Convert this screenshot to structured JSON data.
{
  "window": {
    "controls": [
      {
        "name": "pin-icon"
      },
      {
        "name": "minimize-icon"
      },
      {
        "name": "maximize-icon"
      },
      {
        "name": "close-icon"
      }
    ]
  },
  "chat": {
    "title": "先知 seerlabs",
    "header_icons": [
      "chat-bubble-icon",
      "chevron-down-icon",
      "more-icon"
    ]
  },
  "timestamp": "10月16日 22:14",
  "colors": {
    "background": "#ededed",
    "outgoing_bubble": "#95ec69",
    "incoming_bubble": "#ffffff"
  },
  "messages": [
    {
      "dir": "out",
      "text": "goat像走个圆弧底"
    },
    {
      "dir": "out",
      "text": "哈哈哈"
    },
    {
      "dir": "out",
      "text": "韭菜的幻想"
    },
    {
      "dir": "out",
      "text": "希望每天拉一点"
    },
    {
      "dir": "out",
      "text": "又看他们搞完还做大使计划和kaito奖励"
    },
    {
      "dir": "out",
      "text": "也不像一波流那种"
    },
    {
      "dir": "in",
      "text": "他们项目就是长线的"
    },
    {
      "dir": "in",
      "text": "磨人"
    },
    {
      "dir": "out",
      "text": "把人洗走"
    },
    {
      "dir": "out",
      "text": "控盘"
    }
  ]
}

- **BRIEF**: Exactly reproduce all of the entries above.

- **ANSWER IN FULL**:
Convert this screenshot to structured JSON data.
{
  "window": {
    "controls": [
      {
        "name": "pin-icon"
      },
      {
        "name": "minimize-icon"
      },
      {
        "name": "maximize-icon"
      },
      {
        "name": "close-icon"
      }
    ]
  },
  "chat": {
    "title": "先知 seerlabs",
    "header_icons": [
      "chat-bubble-icon",
      "chevron-down-icon",
      "more-icon"
    ]
  },
  "timestamp": "10月16日 22:14",
  "colors": {
    "background": "#ededed",
    "outgoing_bubble": "#95ec69",
    "incoming_bubble": "#ffffff"
  },
  "messages": [
    {
      "dir": "out",
      "text": "goat像走个圆弧底"
    },
    {
      "dir": "out",
      "text": "哈哈哈"
    },
    {
      "dir": "out",
      "text": "韭菜的幻想"
    },
    {
      "dir": "out",
      "text": "希望每天拉一点"
    },
    {
      "dir": "out",
      "text": "又看他们搞完还做大使计划和kaito奖励"
    },
    {
      "dir": "out",
      "text": "也不像一波流那种"
    },
    {
      "dir": "in",
      "text": "他们项目就是长线的"
    },
    {
      "dir": "in",
      "text": "磨人"
    },
    {
      "dir": "out",
      "text": "把人洗走"
    },
    {
      "dir": "out",
      "text": "控盘"
    }
  ]
}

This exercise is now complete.